Saved entries:
------------------------------------------------------------

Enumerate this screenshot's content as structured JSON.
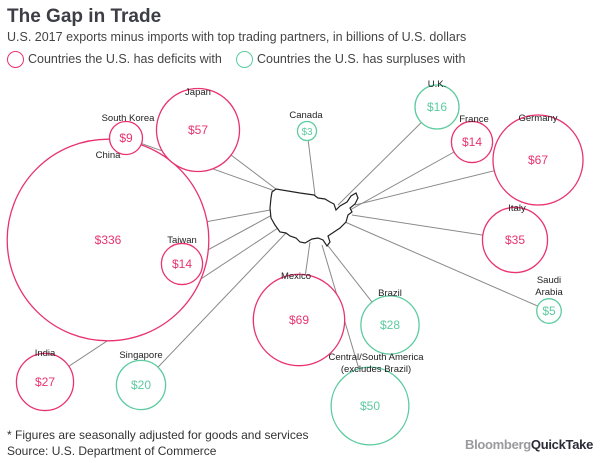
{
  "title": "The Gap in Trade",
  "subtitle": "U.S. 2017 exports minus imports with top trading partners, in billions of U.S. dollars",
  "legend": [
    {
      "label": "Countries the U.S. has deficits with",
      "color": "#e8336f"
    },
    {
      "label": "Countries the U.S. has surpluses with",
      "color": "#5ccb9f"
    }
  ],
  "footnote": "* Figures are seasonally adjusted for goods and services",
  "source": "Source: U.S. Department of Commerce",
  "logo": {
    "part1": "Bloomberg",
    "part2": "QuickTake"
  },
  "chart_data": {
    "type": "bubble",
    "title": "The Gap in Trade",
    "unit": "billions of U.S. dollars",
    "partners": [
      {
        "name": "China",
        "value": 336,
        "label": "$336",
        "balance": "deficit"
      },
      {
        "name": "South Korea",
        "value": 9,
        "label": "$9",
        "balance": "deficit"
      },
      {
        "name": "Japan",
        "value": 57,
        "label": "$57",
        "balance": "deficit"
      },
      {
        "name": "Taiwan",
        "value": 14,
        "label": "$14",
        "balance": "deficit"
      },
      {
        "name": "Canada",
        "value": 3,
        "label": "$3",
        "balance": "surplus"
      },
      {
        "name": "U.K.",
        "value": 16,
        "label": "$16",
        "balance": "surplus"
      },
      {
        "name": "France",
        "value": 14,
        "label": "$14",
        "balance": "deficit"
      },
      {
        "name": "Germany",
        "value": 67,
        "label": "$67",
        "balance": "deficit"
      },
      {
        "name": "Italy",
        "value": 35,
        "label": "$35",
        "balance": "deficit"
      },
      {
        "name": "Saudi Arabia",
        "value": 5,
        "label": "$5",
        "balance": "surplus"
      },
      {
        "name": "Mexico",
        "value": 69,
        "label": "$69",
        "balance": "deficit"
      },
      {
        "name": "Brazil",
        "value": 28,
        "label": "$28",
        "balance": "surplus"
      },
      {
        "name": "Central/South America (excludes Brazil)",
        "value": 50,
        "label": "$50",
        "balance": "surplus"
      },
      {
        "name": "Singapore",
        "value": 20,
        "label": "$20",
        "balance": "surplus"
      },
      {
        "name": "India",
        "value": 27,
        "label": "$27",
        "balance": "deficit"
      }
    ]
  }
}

------------------------------------------------------------

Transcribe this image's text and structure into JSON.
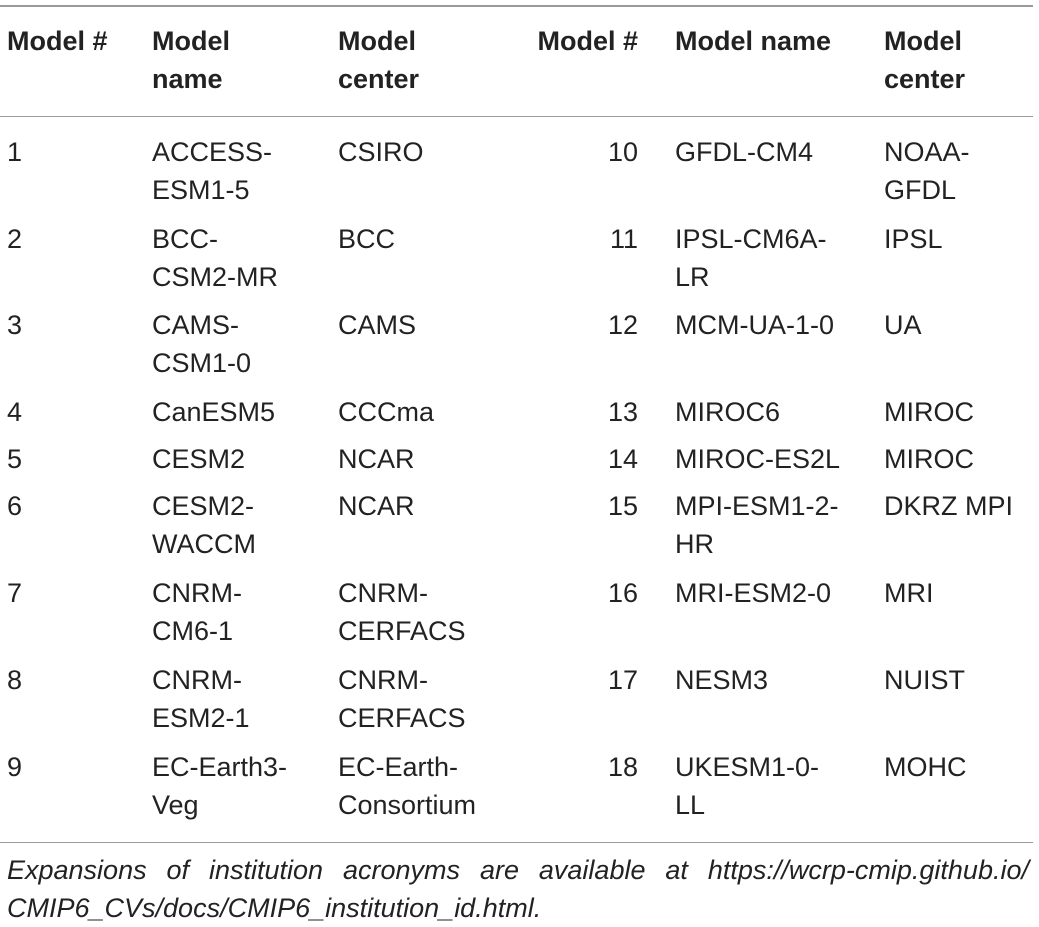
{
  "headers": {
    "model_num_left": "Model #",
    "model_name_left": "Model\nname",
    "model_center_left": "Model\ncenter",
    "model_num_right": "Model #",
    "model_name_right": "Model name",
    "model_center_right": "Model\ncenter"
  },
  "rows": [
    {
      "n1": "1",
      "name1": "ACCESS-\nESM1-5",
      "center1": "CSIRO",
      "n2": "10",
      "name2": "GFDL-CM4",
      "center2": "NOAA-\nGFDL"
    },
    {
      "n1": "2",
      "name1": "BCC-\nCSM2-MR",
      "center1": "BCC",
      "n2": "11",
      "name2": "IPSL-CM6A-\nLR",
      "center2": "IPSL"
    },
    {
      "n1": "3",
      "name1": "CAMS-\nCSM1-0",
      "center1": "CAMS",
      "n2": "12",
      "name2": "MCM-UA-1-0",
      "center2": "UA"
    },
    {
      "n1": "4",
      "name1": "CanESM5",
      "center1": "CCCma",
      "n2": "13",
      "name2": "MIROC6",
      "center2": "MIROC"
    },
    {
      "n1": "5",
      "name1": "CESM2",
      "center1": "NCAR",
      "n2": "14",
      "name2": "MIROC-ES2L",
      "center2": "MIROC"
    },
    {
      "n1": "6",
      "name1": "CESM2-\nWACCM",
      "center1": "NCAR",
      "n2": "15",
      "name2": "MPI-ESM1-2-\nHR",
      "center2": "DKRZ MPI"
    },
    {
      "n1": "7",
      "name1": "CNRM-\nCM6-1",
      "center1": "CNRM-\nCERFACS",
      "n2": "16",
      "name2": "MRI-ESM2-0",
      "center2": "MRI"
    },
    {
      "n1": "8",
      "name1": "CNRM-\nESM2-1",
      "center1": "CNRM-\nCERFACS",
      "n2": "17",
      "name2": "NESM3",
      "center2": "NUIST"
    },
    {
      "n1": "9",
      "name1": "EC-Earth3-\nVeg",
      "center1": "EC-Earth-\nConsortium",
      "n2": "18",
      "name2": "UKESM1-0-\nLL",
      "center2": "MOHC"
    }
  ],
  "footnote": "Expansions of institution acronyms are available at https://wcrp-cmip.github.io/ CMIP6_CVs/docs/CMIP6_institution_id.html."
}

------------------------------------------------------------

[Requirement]:
Scan the lines above for "Trade", then copy every one that has it.

[Reply to the exercise]:
  "title": "The Gap in Trade",
    "title": "The Gap in Trade",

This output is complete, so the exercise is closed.